Given instruction: With the pictures left out, reproduce exactly the lines running from the line with "Output a JSON" to the last line of the material below.

Items listed in a dataset:

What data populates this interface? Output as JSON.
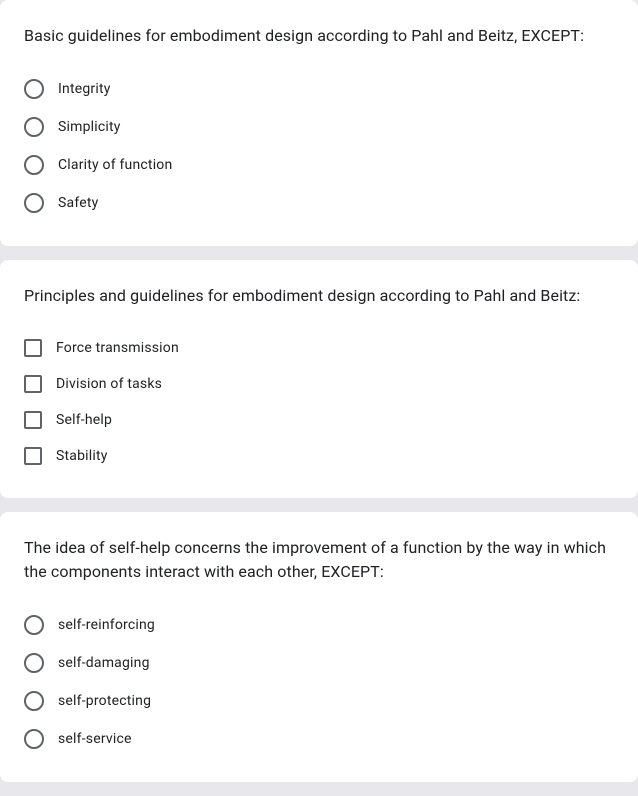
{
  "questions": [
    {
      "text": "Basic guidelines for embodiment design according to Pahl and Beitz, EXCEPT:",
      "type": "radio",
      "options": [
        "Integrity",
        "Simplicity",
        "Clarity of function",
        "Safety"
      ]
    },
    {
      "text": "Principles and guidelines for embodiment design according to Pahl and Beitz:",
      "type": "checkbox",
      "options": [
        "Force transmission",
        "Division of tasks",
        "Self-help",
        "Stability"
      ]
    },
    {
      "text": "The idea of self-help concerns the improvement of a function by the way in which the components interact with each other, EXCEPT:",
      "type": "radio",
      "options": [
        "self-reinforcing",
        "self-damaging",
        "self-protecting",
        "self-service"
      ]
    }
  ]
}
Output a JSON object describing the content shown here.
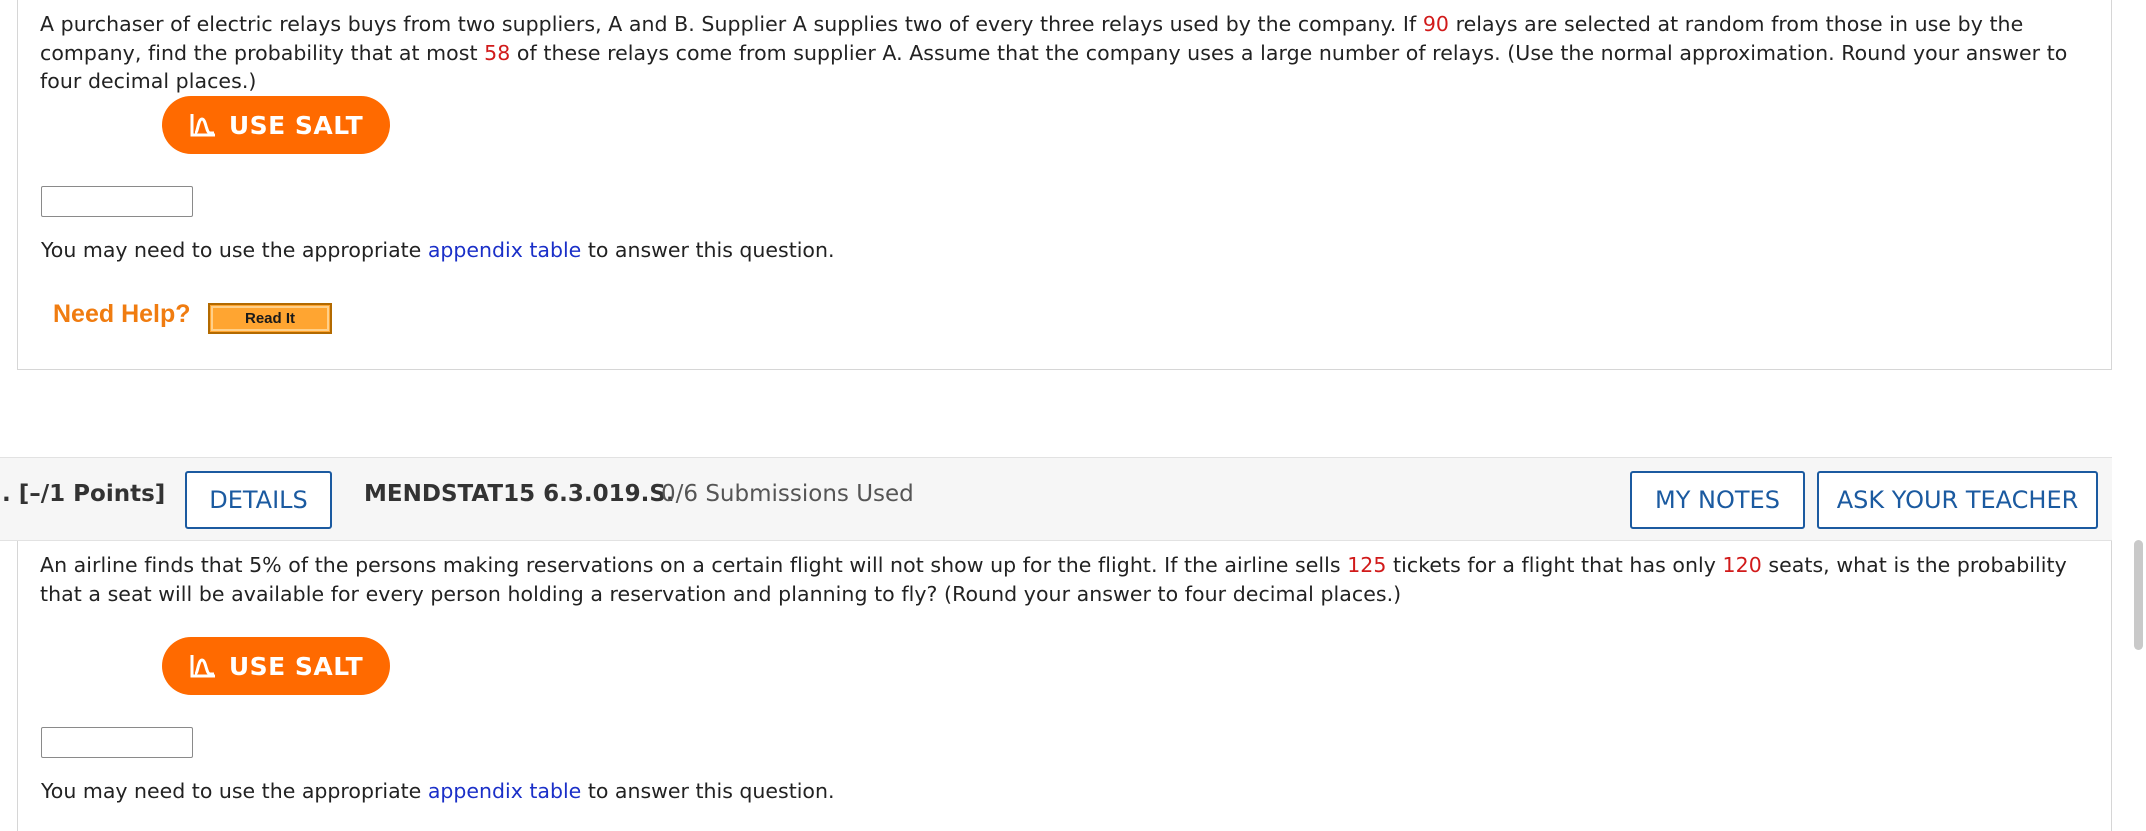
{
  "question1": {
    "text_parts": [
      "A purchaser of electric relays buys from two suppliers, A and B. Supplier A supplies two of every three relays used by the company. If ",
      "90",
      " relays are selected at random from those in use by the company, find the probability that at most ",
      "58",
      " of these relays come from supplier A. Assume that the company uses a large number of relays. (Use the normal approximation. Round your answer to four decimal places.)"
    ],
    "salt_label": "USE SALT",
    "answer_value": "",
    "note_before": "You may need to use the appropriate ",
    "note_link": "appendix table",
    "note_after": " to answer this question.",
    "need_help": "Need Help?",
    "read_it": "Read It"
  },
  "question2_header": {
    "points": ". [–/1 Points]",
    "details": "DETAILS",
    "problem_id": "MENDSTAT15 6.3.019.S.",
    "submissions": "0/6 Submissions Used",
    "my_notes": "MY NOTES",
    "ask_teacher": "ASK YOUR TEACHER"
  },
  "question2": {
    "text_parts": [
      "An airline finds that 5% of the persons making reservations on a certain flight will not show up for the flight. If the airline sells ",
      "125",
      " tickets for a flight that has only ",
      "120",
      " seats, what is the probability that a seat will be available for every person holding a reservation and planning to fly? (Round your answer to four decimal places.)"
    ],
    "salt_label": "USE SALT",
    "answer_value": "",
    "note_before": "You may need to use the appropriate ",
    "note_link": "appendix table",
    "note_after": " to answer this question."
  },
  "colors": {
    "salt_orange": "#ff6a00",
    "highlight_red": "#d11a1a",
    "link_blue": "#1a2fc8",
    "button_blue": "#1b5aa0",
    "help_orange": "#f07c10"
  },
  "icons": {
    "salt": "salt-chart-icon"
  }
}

Written answer:
Output a JSON object describing the content shown here.
{
  "question1": {
    "text_parts": [
      "A purchaser of electric relays buys from two suppliers, A and B. Supplier A supplies two of every three relays used by the company. If ",
      "90",
      " relays are selected at random from those in use by the company, find the probability that at most ",
      "58",
      " of these relays come from supplier A. Assume that the company uses a large number of relays. (Use the normal approximation. Round your answer to four decimal places.)"
    ],
    "salt_label": "USE SALT",
    "answer_value": "",
    "note_before": "You may need to use the appropriate ",
    "note_link": "appendix table",
    "note_after": " to answer this question.",
    "need_help": "Need Help?",
    "read_it": "Read It"
  },
  "question2_header": {
    "points": ". [–/1 Points]",
    "details": "DETAILS",
    "problem_id": "MENDSTAT15 6.3.019.S.",
    "submissions": "0/6 Submissions Used",
    "my_notes": "MY NOTES",
    "ask_teacher": "ASK YOUR TEACHER"
  },
  "question2": {
    "text_parts": [
      "An airline finds that 5% of the persons making reservations on a certain flight will not show up for the flight. If the airline sells ",
      "125",
      " tickets for a flight that has only ",
      "120",
      " seats, what is the probability that a seat will be available for every person holding a reservation and planning to fly? (Round your answer to four decimal places.)"
    ],
    "salt_label": "USE SALT",
    "answer_value": "",
    "note_before": "You may need to use the appropriate ",
    "note_link": "appendix table",
    "note_after": " to answer this question."
  },
  "colors": {
    "salt_orange": "#ff6a00",
    "highlight_red": "#d11a1a",
    "link_blue": "#1a2fc8",
    "button_blue": "#1b5aa0",
    "help_orange": "#f07c10"
  },
  "icons": {
    "salt": "salt-chart-icon"
  }
}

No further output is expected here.